DIRECTIVE: All lines featuring the string "ylabel" are to be listed.
■ ■ ■ ■ ■
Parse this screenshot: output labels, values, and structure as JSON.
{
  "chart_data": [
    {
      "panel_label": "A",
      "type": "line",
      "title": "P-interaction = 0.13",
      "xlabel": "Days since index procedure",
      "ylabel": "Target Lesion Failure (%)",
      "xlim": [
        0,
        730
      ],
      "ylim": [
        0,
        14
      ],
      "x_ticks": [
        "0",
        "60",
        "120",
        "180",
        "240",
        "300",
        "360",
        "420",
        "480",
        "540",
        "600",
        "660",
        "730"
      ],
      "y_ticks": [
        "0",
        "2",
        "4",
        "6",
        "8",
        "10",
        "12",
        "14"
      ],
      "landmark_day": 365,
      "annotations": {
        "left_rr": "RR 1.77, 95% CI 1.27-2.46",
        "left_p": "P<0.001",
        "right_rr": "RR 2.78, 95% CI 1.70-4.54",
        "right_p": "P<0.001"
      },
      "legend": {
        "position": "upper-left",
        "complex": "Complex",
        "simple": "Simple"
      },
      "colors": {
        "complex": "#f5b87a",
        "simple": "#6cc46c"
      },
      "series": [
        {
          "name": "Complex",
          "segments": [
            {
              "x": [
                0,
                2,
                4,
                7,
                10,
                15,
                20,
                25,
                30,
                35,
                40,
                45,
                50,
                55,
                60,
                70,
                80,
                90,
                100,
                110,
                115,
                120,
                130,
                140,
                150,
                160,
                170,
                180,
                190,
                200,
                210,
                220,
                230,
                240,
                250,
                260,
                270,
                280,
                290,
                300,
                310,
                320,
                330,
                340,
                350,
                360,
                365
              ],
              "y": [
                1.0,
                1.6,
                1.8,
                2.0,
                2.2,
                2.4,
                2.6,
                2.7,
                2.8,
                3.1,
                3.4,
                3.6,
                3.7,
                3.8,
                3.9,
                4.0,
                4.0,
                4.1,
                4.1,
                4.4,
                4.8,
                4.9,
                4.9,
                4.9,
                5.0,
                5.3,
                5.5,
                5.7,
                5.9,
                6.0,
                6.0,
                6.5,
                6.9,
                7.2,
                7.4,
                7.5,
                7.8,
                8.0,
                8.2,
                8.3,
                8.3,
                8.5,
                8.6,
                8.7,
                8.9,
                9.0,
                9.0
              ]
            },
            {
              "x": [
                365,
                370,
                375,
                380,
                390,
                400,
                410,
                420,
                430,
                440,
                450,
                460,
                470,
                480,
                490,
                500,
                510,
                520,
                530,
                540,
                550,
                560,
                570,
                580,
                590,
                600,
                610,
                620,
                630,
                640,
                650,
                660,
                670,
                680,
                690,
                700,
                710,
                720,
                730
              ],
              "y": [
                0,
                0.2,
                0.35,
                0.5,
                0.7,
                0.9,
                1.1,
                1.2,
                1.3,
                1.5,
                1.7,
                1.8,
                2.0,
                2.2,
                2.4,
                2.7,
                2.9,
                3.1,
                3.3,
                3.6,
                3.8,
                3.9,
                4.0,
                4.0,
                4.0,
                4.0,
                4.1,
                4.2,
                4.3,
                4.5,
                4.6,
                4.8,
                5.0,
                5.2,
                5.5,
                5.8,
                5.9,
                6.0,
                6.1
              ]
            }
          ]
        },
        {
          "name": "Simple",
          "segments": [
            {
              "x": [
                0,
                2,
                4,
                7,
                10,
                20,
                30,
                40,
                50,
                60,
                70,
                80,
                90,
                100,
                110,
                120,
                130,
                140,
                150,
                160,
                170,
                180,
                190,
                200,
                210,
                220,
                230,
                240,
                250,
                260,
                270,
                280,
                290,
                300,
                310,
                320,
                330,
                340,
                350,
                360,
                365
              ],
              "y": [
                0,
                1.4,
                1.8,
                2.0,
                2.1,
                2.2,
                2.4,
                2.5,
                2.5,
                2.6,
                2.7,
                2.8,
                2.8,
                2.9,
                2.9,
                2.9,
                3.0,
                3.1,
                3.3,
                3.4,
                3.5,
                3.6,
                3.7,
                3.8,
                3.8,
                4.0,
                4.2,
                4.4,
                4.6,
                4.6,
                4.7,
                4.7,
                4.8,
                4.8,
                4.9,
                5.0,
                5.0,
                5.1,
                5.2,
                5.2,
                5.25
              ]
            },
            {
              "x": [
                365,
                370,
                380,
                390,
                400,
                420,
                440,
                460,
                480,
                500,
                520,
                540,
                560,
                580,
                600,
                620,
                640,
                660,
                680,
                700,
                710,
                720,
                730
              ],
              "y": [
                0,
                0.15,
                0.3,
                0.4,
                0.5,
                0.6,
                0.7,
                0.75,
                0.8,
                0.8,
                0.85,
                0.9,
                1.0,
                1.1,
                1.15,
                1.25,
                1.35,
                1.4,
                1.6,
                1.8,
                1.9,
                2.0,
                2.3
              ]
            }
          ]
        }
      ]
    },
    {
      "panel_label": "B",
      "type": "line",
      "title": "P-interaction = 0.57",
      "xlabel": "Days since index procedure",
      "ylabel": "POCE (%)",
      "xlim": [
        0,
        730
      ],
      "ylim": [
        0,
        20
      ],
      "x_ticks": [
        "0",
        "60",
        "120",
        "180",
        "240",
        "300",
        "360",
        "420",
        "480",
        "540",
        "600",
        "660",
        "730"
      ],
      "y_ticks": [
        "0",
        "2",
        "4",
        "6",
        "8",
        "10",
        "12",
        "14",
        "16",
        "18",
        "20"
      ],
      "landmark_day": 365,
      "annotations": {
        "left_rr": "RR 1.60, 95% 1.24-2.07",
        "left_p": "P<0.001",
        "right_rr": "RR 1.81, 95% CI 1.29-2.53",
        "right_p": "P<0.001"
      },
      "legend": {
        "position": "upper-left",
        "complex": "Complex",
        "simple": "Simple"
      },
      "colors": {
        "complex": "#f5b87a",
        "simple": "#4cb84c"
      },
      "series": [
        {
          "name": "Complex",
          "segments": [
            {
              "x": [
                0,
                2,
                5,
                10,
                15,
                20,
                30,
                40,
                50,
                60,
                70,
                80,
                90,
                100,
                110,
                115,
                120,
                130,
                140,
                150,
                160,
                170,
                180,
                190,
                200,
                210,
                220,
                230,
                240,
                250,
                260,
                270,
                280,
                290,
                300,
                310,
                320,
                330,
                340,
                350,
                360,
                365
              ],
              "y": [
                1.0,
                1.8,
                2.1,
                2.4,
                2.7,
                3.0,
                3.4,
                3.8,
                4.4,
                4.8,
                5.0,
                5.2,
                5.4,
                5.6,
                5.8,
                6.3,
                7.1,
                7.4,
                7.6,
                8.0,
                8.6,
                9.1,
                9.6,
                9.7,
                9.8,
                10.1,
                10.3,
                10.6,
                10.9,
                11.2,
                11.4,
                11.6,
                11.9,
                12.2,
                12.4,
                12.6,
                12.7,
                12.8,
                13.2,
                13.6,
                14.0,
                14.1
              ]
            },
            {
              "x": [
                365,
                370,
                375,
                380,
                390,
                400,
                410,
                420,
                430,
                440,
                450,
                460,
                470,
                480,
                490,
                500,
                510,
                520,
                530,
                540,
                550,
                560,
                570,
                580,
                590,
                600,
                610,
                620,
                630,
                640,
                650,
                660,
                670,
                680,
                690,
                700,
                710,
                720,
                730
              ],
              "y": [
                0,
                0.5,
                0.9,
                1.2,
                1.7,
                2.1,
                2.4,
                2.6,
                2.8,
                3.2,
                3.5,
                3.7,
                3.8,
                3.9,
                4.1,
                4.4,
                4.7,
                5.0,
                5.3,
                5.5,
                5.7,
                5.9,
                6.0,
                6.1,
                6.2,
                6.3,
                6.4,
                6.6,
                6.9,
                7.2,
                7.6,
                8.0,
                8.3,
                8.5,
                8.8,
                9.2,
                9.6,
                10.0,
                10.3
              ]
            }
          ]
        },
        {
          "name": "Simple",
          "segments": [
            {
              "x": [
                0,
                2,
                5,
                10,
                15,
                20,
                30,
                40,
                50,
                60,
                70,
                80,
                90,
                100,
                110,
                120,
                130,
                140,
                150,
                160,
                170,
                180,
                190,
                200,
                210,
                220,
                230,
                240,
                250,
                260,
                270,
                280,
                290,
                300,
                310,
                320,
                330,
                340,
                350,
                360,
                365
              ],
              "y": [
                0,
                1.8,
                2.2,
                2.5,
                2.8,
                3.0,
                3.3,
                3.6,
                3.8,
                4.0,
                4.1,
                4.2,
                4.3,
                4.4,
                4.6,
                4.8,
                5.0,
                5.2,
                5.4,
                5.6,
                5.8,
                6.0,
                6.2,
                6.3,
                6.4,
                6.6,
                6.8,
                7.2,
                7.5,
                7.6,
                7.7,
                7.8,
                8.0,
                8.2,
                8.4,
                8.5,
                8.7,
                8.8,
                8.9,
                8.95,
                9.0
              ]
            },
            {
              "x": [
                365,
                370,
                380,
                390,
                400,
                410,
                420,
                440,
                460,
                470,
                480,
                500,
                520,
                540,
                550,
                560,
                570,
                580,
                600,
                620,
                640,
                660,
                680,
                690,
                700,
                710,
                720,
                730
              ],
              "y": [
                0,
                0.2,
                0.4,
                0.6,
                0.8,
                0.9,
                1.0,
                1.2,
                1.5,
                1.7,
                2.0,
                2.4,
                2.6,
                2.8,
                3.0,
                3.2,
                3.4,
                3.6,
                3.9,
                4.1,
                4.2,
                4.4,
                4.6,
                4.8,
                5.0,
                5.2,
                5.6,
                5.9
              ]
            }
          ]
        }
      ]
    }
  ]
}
■ ■ ■ ■ ■
SOLUTION FOR THIS EXERCISE:
      "ylabel": "Target Lesion Failure (%)",
      "ylabel": "POCE (%)",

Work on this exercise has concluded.